## WHAT TO WORK ON
Extract the full set of records that follows, word for word.
===
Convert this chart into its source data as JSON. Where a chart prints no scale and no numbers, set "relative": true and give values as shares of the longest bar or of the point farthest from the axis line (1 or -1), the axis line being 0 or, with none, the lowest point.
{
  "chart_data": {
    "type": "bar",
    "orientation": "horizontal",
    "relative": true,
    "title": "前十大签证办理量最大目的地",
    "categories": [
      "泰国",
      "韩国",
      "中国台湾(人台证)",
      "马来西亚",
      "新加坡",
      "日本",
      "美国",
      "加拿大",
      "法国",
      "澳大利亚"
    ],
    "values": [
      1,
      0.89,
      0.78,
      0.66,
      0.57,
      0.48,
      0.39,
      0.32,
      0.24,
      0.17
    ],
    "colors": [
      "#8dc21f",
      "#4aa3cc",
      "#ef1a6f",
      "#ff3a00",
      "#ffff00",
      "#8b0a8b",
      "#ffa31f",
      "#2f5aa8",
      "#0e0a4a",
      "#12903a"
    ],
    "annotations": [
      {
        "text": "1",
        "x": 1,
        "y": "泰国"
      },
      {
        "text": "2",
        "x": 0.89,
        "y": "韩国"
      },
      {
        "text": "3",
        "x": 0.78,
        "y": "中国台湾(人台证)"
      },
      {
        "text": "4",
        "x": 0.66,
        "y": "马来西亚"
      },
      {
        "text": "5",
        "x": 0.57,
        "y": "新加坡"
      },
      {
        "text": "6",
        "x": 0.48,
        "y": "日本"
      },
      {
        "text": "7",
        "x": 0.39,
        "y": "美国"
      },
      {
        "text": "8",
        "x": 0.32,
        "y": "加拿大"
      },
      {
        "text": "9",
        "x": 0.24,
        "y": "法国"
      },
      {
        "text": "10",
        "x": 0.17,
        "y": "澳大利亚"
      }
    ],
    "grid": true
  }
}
===
## ANSWER BELOW
Convert this chart into its source data as JSON. Where a chart prints no scale and no numbers, set "relative": true and give values as shares of the longest bar or of the point farthest from the axis line (1 or -1), the axis line being 0 or, with none, the lowest point.
{
  "chart_data": {
    "type": "bar",
    "orientation": "horizontal",
    "relative": true,
    "title": "前十大签证办理量最大目的地",
    "categories": [
      "泰国",
      "韩国",
      "中国台湾(人台证)",
      "马来西亚",
      "新加坡",
      "日本",
      "美国",
      "加拿大",
      "法国",
      "澳大利亚"
    ],
    "values": [
      1,
      0.89,
      0.78,
      0.66,
      0.57,
      0.48,
      0.39,
      0.32,
      0.24,
      0.17
    ],
    "colors": [
      "#8dc21f",
      "#4aa3cc",
      "#ef1a6f",
      "#ff3a00",
      "#ffff00",
      "#8b0a8b",
      "#ffa31f",
      "#2f5aa8",
      "#0e0a4a",
      "#12903a"
    ],
    "annotations": [
      {
        "text": "1",
        "x": 1,
        "y": "泰国"
      },
      {
        "text": "2",
        "x": 0.89,
        "y": "韩国"
      },
      {
        "text": "3",
        "x": 0.78,
        "y": "中国台湾(人台证)"
      },
      {
        "text": "4",
        "x": 0.66,
        "y": "马来西亚"
      },
      {
        "text": "5",
        "x": 0.57,
        "y": "新加坡"
      },
      {
        "text": "6",
        "x": 0.48,
        "y": "日本"
      },
      {
        "text": "7",
        "x": 0.39,
        "y": "美国"
      },
      {
        "text": "8",
        "x": 0.32,
        "y": "加拿大"
      },
      {
        "text": "9",
        "x": 0.24,
        "y": "法国"
      },
      {
        "text": "10",
        "x": 0.17,
        "y": "澳大利亚"
      }
    ],
    "grid": true
  }
}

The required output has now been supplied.